What needs to be done:
Pull out each row below that contains the string "given", copying every such row in full.

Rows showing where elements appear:
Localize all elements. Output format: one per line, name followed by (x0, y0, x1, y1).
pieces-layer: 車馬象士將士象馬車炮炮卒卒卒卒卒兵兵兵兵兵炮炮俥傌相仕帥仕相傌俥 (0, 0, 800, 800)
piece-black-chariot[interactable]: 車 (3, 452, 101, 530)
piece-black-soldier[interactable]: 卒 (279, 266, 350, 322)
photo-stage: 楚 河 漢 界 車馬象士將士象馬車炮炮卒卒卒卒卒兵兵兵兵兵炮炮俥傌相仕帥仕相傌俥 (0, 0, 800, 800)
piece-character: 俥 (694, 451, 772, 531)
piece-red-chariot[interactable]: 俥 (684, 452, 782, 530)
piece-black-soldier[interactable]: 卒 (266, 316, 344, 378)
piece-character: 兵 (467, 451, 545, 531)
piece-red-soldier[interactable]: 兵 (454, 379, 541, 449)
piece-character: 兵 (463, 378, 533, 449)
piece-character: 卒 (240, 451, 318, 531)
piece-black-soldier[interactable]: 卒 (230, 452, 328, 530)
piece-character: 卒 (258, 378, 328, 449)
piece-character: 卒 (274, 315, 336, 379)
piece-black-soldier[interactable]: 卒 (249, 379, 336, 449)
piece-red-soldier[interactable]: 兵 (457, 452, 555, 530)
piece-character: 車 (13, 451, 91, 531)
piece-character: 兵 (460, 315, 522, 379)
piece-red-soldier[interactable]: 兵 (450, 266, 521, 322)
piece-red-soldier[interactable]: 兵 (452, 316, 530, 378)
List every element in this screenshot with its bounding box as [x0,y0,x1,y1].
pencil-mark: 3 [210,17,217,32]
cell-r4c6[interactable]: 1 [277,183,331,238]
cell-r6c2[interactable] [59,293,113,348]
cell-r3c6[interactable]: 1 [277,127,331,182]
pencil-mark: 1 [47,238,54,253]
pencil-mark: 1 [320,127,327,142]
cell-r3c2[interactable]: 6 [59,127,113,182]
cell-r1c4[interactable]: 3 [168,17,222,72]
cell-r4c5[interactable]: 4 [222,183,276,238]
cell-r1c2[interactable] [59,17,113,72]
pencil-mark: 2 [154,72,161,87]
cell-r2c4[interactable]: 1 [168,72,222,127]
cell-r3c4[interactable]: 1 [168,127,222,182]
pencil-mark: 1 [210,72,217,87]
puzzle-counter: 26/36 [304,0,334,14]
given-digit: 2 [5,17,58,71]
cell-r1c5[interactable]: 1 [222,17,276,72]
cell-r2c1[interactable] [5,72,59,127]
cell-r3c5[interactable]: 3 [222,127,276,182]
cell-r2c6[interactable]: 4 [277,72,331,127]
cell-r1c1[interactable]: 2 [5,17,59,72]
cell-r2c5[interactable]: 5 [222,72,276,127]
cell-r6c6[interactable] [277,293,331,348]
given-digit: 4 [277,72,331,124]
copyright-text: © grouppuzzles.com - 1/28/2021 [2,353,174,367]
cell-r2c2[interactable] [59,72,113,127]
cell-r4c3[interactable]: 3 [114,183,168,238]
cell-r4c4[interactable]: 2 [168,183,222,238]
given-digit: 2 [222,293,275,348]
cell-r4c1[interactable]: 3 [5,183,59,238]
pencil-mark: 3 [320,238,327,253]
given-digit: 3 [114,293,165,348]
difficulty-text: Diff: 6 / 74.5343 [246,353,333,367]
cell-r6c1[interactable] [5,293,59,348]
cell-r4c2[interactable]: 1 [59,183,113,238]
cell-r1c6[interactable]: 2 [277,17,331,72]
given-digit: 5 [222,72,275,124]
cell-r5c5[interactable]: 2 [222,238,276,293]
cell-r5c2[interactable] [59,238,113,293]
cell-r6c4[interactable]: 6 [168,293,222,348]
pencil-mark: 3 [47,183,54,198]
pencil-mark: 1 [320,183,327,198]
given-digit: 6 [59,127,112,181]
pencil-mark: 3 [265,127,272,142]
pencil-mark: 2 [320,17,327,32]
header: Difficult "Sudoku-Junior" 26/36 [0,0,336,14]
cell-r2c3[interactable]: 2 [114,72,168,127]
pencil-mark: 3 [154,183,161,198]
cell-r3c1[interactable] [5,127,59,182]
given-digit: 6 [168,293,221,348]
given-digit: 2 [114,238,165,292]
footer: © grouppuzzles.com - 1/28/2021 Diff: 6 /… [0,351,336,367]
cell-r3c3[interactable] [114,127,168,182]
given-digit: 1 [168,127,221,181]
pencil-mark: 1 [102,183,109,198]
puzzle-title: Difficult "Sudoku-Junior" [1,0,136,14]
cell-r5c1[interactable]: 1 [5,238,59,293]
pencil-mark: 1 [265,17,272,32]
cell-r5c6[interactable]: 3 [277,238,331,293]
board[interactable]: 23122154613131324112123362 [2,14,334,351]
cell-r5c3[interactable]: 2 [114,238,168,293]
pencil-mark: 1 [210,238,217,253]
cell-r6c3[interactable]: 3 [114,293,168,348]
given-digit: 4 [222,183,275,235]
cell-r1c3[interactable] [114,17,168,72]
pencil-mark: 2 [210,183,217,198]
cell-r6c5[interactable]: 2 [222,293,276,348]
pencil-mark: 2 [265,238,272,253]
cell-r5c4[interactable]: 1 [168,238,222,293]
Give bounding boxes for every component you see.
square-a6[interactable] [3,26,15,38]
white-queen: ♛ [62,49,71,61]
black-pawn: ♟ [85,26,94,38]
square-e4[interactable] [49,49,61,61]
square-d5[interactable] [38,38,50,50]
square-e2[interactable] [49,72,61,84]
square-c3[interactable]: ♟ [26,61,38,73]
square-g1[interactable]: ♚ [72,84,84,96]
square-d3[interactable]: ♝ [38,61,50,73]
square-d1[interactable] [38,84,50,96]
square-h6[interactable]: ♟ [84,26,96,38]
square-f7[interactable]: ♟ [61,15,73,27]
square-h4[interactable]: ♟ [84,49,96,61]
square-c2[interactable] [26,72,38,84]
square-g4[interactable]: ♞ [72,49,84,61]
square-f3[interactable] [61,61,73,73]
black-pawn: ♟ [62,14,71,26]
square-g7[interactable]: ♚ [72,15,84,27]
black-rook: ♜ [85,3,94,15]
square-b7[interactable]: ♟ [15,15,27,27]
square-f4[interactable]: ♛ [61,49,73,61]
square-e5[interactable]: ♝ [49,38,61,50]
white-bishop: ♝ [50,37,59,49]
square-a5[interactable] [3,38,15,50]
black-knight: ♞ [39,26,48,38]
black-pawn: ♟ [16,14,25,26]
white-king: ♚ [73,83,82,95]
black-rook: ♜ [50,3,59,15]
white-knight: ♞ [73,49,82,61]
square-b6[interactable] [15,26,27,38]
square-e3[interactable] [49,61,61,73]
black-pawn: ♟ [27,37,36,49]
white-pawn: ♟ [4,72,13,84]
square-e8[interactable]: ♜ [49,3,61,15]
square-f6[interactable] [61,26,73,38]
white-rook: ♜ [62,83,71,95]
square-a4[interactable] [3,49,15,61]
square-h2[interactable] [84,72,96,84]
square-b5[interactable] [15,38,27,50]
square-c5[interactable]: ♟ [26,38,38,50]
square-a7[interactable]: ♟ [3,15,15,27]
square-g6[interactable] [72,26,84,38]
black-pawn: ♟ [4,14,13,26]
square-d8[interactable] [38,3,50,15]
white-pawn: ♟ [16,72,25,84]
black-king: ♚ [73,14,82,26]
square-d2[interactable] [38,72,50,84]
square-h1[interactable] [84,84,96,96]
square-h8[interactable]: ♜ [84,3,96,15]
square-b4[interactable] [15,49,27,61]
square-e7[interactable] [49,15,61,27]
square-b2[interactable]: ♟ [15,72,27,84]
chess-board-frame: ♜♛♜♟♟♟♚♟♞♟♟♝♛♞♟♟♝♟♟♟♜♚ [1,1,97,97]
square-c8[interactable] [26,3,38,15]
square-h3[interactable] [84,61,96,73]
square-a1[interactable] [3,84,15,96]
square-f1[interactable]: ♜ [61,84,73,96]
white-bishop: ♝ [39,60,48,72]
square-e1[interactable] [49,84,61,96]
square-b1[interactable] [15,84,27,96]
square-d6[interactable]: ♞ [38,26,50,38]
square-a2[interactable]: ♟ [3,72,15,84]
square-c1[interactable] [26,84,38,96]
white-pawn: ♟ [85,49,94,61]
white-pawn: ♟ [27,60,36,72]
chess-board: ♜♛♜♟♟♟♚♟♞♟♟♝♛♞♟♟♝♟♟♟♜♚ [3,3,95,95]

Result below:
given-digit: 2 [5,17,58,71]
given-digit: 4 [277,72,331,124]
given-digit: 2 [222,293,275,348]
given-digit: 3 [114,293,165,348]
given-digit: 5 [222,72,275,124]
given-digit: 6 [59,127,112,181]
given-digit: 6 [168,293,221,348]
given-digit: 2 [114,238,165,292]
given-digit: 1 [168,127,221,181]
given-digit: 4 [222,183,275,235]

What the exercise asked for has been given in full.